Source excerpt:
Security Agreement and Transfer of Lien
(from Condominium Association)
[Tex. Prop. Code § 82.102(f)]
Basic Information
Date:
Borrower/Condominium Association:
Borrower/Condominium Association’s Mailing Address:
Condominium Declaration: [insert recording information, including amendments]
Lender/Secured Party:
Lender/Secured Party’s Mailing Address:
Collateral: All of Condominium Association’s interest in the following personal property and all supporting obligations and proceeds of (1) Condominium Association’s rights to future income, including the right to receive assessments from the owner(s) of the Condominium Units; and (2) Condominium Association’s lien rights under Texas Property Code section 82.113 and the Condominium Declaration (“Lien Rights”).
Property (including any improvements): Each of the individual Condominium Units and their appurtenant common elements (collectively a “Unit”).
Note
Date:
Original principal amount:
Maturity date:
Prior Lien(s): [as stated in the condominium declaration and Texas Property Code section 82.113(b)]
Unit Owners Assessment Obligations: [as set forth in Texas Property Code sections 82.112 and 82.113 and the condominium declaration]
Granting Clause; Transfer of Lien; Subordination of Payment Rights;
Power of Attorney and Indemnification
To secure the Note and all renewals, modifications, and extensions of the Note, Condominium Association (1) grants to Secured Party a security interest in the Collateral and all its proceeds; (2) authorizes Secured Party to file a financing statement describing the Collateral; (3) assigns, transfers, and conveys to Secured Party all amounts due on the Unit Owners Assessment Obligations; and (4) warrants that the Lien Rights are valid against the Property in the priority indicated. Condominium Association expressly subordinates its right to payment from enforcement of Lien Rights to Lender’s right to payment. If a default exists on the Note or any other agreement with Lender related to the Note, Condominium Association assigns to Lender the right to levy assessments against the owners of and the individual condominium Units in the Property to pay the Note.

Stated goal: In the security agreement form, which section of the Texas Property Code grants the condominium association its lien rights? The material after this point comes from a separate source.

Provided data:
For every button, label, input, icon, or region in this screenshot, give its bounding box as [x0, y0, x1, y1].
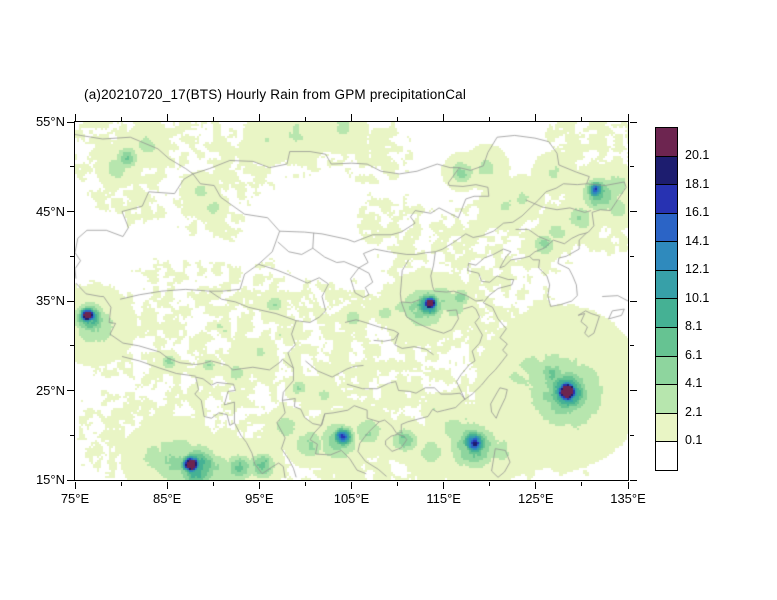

Answer to this task: Section 82.113